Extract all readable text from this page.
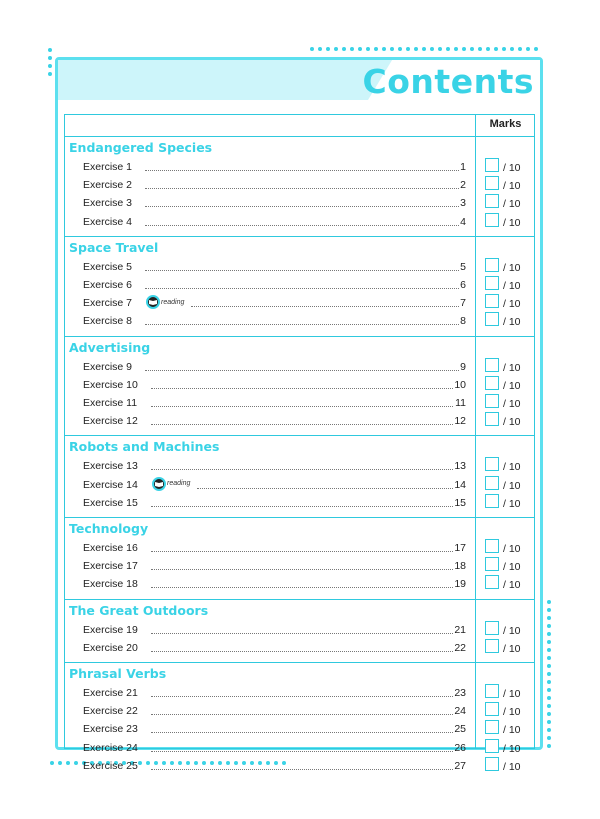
Contents
Marks
Endangered Species
Exercise 1	1	/ 10
Exercise 2	2	/ 10
Exercise 3	3	/ 10
Exercise 4	4	/ 10
Space Travel
Exercise 5	5	/ 10
Exercise 6	6	/ 10
Exercise 7	reading	7	/ 10
Exercise 8	8	/ 10
Advertising
Exercise 9	9	/ 10
Exercise 10	10	/ 10
Exercise 11	11	/ 10
Exercise 12	12	/ 10
Robots and Machines
Exercise 13	13	/ 10
Exercise 14	reading	14	/ 10
Exercise 15	15	/ 10
Technology
Exercise 16	17	/ 10
Exercise 17	18	/ 10
Exercise 18	19	/ 10
The Great Outdoors
Exercise 19	21	/ 10
Exercise 20	22	/ 10
Phrasal Verbs
Exercise 21	23	/ 10
Exercise 22	24	/ 10
Exercise 23	25	/ 10
Exercise 24	26	/ 10
Exercise 25	27	/ 10
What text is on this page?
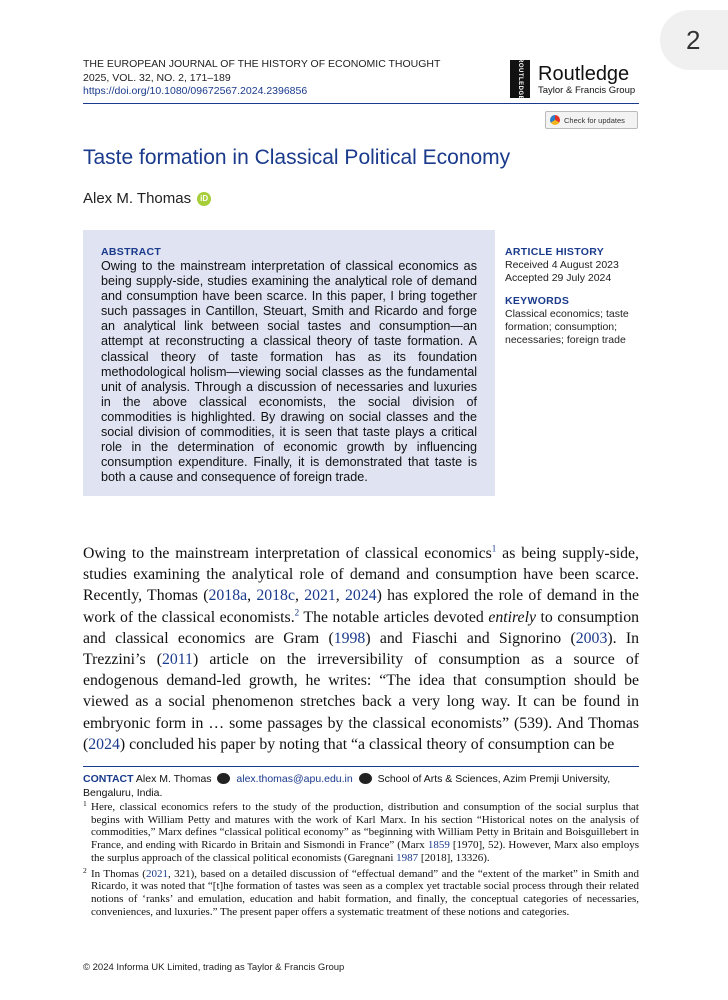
2
THE EUROPEAN JOURNAL OF THE HISTORY OF ECONOMIC THOUGHT
2025, VOL. 32, NO. 2, 171–189
https://doi.org/10.1080/09672567.2024.2396856	ROUTLEDGE Routledge
Taylor & Francis Group
Check for updates
Taste formation in Classical Political Economy
Alex M. Thomas	iD
ABSTRACT
Owing to the mainstream interpretation of classical economics as being supply-side, studies examining the analytical role of demand and consumption have been scarce. In this paper, I bring together such passages in Cantillon, Steuart, Smith and Ricardo and forge an analytical link between social tastes and consumption—an attempt at reconstructing a classical theory of taste formation. A classical theory of taste formation has as its foundation methodological holism—viewing social classes as the fundamental unit of analysis. Through a discussion of necessaries and luxuries in the above classical economists, the social division of commodities is highlighted. By drawing on social classes and the social division of commodities, it is seen that taste plays a critical role in the determination of economic growth by influencing consumption expenditure. Finally, it is demonstrated that taste is both a cause and consequence of foreign trade.
ARTICLE HISTORY
Received 4 August 2023
Accepted 29 July 2024
KEYWORDS
Classical economics; taste formation; consumption; necessaries; foreign trade
Owing to the mainstream interpretation of classical economics$^1$ as being supply-side, studies examining the analytical role of demand and consumption have been scarce. Recently, Thomas (2018a, 2018c, 2021, 2024) has explored the role of demand in the work of the classical economists.$^2$ The notable articles devoted entirely to consumption and classical economics are Gram (1998) and Fiaschi and Signorino (2003). In Trezzini’s (2011) article on the irreversibility of consumption as a source of endogenous demand-led growth, he writes: “The idea that consumption should be viewed as a social phenomenon stretches back a very long way. It can be found in embryonic form in … some passages by the classical economists” (539). And Thomas (2024) concluded his paper by noting that “a classical theory of consumption can be
CONTACT Alex M. Thomas alex.thomas@apu.edu.in School of Arts & Sciences, Azim Premji University, Bengaluru, India.
1 Here, classical economics refers to the study of the production, distribution and consumption of the social surplus that begins with William Petty and matures with the work of Karl Marx. In his section “Historical notes on the analysis of commodities,” Marx defines “classical political economy” as “beginning with William Petty in Britain and Boisguillebert in France, and ending with Ricardo in Britain and Sismondi in France” (Marx 1859 [1970], 52). However, Marx also employs the surplus approach of the classical political economists (Garegnani 1987 [2018], 13326).
2 In Thomas (2021, 321), based on a detailed discussion of “effectual demand” and the “extent of the market” in Smith and Ricardo, it was noted that “[t]he formation of tastes was seen as a complex yet tractable social process through their related notions of ‘ranks’ and emulation, education and habit formation, and finally, the conceptual categories of necessaries, conveniences, and luxuries.” The present paper offers a systematic treatment of these notions and categories.
© 2024 Informa UK Limited, trading as Taylor & Francis Group
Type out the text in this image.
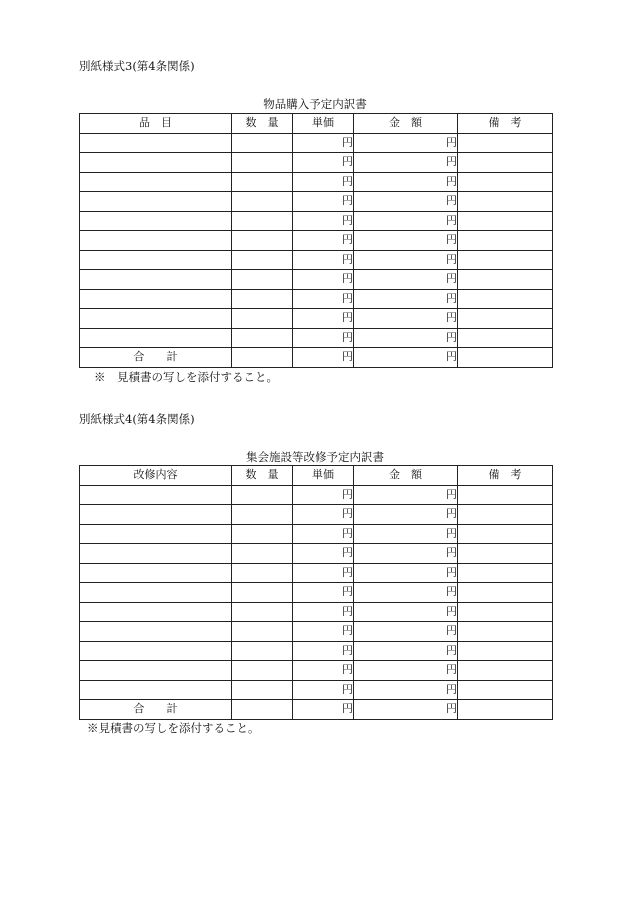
別紙様式3(第4条関係)
物品購入予定内訳書
品　目	数　量	単価	金　額	備　考
		円	円	
		円	円	
		円	円	
		円	円	
		円	円	
		円	円	
		円	円	
		円	円	
		円	円	
		円	円	
		円	円	
合　　計		円	円	
※　見積書の写しを添付すること。
別紙様式4(第4条関係)
集会施設等改修予定内訳書
改修内容	数　量	単価	金　額	備　考
		円	円	
		円	円	
		円	円	
		円	円	
		円	円	
		円	円	
		円	円	
		円	円	
		円	円	
		円	円	
		円	円	
合　　計		円	円	
※見積書の写しを添付すること。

:::::

Repeat the material above verbatim. Leave the pictures behind.

Extract all readable text from this page.
Contents
Marks
Endangered Species
Exercise 1	1	/ 10
Exercise 2	2	/ 10
Exercise 3	3	/ 10
Exercise 4	4	/ 10
Space Travel
Exercise 5	5	/ 10
Exercise 6	6	/ 10
Exercise 7	reading	7	/ 10
Exercise 8	8	/ 10
Advertising
Exercise 9	9	/ 10
Exercise 10	10	/ 10
Exercise 11	11	/ 10
Exercise 12	12	/ 10
Robots and Machines
Exercise 13	13	/ 10
Exercise 14	reading	14	/ 10
Exercise 15	15	/ 10
Technology
Exercise 16	17	/ 10
Exercise 17	18	/ 10
Exercise 18	19	/ 10
The Great Outdoors
Exercise 19	21	/ 10
Exercise 20	22	/ 10
Phrasal Verbs
Exercise 21	23	/ 10
Exercise 22	24	/ 10
Exercise 23	25	/ 10
Exercise 24	26	/ 10
Exercise 25	27	/ 10
What text is on this page?
2
THE EUROPEAN JOURNAL OF THE HISTORY OF ECONOMIC THOUGHT
2025, VOL. 32, NO. 2, 171–189
https://doi.org/10.1080/09672567.2024.2396856	ROUTLEDGE Routledge
Taylor & Francis Group
Check for updates
Taste formation in Classical Political Economy
Alex M. Thomas	iD
ABSTRACT
Owing to the mainstream interpretation of classical economics as being supply-side, studies examining the analytical role of demand and consumption have been scarce. In this paper, I bring together such passages in Cantillon, Steuart, Smith and Ricardo and forge an analytical link between social tastes and consumption—an attempt at reconstructing a classical theory of taste formation. A classical theory of taste formation has as its foundation methodological holism—viewing social classes as the fundamental unit of analysis. Through a discussion of necessaries and luxuries in the above classical economists, the social division of commodities is highlighted. By drawing on social classes and the social division of commodities, it is seen that taste plays a critical role in the determination of economic growth by influencing consumption expenditure. Finally, it is demonstrated that taste is both a cause and consequence of foreign trade.
ARTICLE HISTORY
Received 4 August 2023
Accepted 29 July 2024
KEYWORDS
Classical economics; taste formation; consumption; necessaries; foreign trade
Owing to the mainstream interpretation of classical economics$^1$ as being supply-side, studies examining the analytical role of demand and consumption have been scarce. Recently, Thomas (2018a, 2018c, 2021, 2024) has explored the role of demand in the work of the classical economists.$^2$ The notable articles devoted entirely to consumption and classical economics are Gram (1998) and Fiaschi and Signorino (2003). In Trezzini’s (2011) article on the irreversibility of consumption as a source of endogenous demand-led growth, he writes: “The idea that consumption should be viewed as a social phenomenon stretches back a very long way. It can be found in embryonic form in … some passages by the classical economists” (539). And Thomas (2024) concluded his paper by noting that “a classical theory of consumption can be
CONTACT Alex M. Thomas alex.thomas@apu.edu.in School of Arts & Sciences, Azim Premji University, Bengaluru, India.
1 Here, classical economics refers to the study of the production, distribution and consumption of the social surplus that begins with William Petty and matures with the work of Karl Marx. In his section “Historical notes on the analysis of commodities,” Marx defines “classical political economy” as “beginning with William Petty in Britain and Boisguillebert in France, and ending with Ricardo in Britain and Sismondi in France” (Marx 1859 [1970], 52). However, Marx also employs the surplus approach of the classical political economists (Garegnani 1987 [2018], 13326).
2 In Thomas (2021, 321), based on a detailed discussion of “effectual demand” and the “extent of the market” in Smith and Ricardo, it was noted that “[t]he formation of tastes was seen as a complex yet tractable social process through their related notions of ‘ranks’ and emulation, education and habit formation, and finally, the conceptual categories of necessaries, conveniences, and luxuries.” The present paper offers a systematic treatment of these notions and categories.
© 2024 Informa UK Limited, trading as Taylor & Francis Group
Type out the text in this image.
別紙様式3(第4条関係)
物品購入予定内訳書
品　目	数　量	単価	金　額	備　考
		円	円	
		円	円	
		円	円	
		円	円	
		円	円	
		円	円	
		円	円	
		円	円	
		円	円	
		円	円	
		円	円	
合　　計		円	円	
※　見積書の写しを添付すること。
別紙様式4(第4条関係)
集会施設等改修予定内訳書
改修内容	数　量	単価	金　額	備　考
		円	円	
		円	円	
		円	円	
		円	円	
		円	円	
		円	円	
		円	円	
		円	円	
		円	円	
		円	円	
		円	円	
合　　計		円	円	
※見積書の写しを添付すること。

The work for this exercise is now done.